- The request
Extract all lines in the data that contain the word "sure".

- Data
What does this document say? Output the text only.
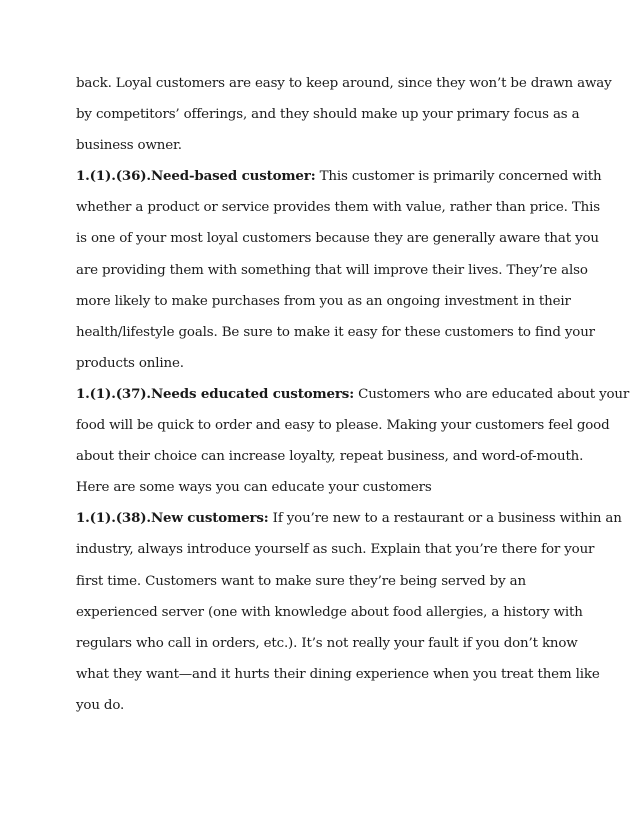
back. Loyal customers are easy to keep around, since they won’t be drawn away
by competitors’ offerings, and they should make up your primary focus as a
business owner.
1.(1).(36).Need-based customer: This customer is primarily concerned with
whether a product or service provides them with value, rather than price. This
is one of your most loyal customers because they are generally aware that you
are providing them with something that will improve their lives. They’re also
more likely to make purchases from you as an ongoing investment in their
health/lifestyle goals. Be sure to make it easy for these customers to find your
products online.
1.(1).(37).Needs educated customers: Customers who are educated about your
food will be quick to order and easy to please. Making your customers feel good
about their choice can increase loyalty, repeat business, and word-of-mouth.
Here are some ways you can educate your customers
1.(1).(38).New customers: If you’re new to a restaurant or a business within an
industry, always introduce yourself as such. Explain that you’re there for your
first time. Customers want to make sure they’re being served by an
experienced server (one with knowledge about food allergies, a history with
regulars who call in orders, etc.). It’s not really your fault if you don’t know
what they want—and it hurts their dining experience when you treat them like
you do.
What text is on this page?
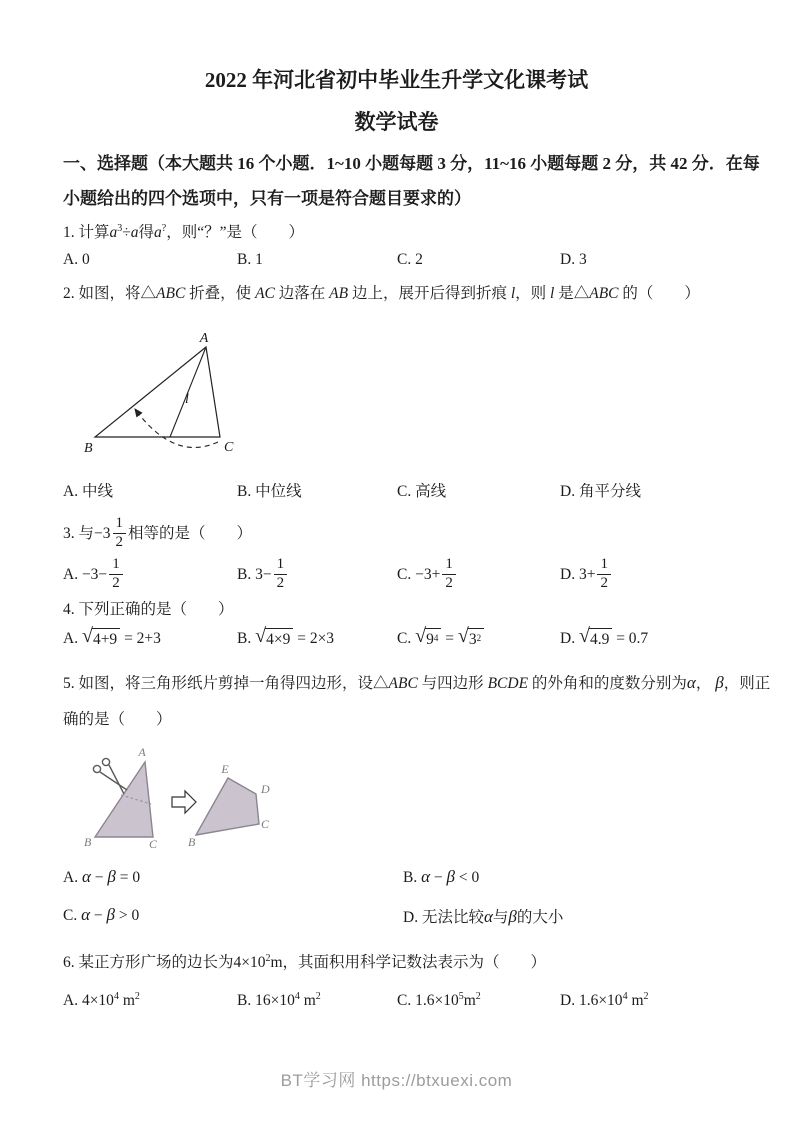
2022 年河北省初中毕业生升学文化课考试
数学试卷
一、选择题（本大题共 16 个小题．1~10 小题每题 3 分，11~16 小题每题 2 分，共 42 分．在每
小题给出的四个选项中，只有一项是符合题目要求的）
1. 计算$a^3\div a$得a?，则“？”是（　　）
A. 0	B. 1	C. 2	D. 3
2. 如图，将△ABC 折叠，使 AC 边落在 AB 边上，展开后得到折痕 l，则 l 是△ABC 的（　　）
A
B	C
l
A. 中线	B. 中位线	C. 高线	D. 角平分线
3. 与$-3 \frac{1}{2}$ 相等的是（　　）
A. $-3- \frac{1}{2}$	B. $3- \frac{1}{2}$	C. $-3+ \frac{1}{2}$	D. $3+ \frac{1}{2}$
4. 下列正确的是（　　）
A. √ 4+9 = 2+3	B. √ 4×9 = 2×3	C. √ $9^4$ = √ $3^2$	D. √ 4.9 = 0.7
5. 如图，将三角形纸片剪掉一角得四边形，设△ABC 与四边形 BCDE 的外角和的度数分别为α， β，则正
确的是（　　）
A
B	C
E
D
C
B
A. α − β = 0	B. α − β < 0
C. α − β > 0	D. 无法比较α与β的大小
6. 某正方形广场的边长为$4\times 10^2m$，其面积用科学记数法表示为（　　）
A. $4\times 10^4$ $m^2$	B. $16\times 10^4$ $m^2$	C. $1.6\times 10^5m^2$	D. $1.6\times 10^4$ $m^2$
BT学习网 https://btxuexi.com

- Answer to the exercise
health/lifestyle goals. Be sure to make it easy for these customers to find your
first time. Customers want to make sure they’re being served by an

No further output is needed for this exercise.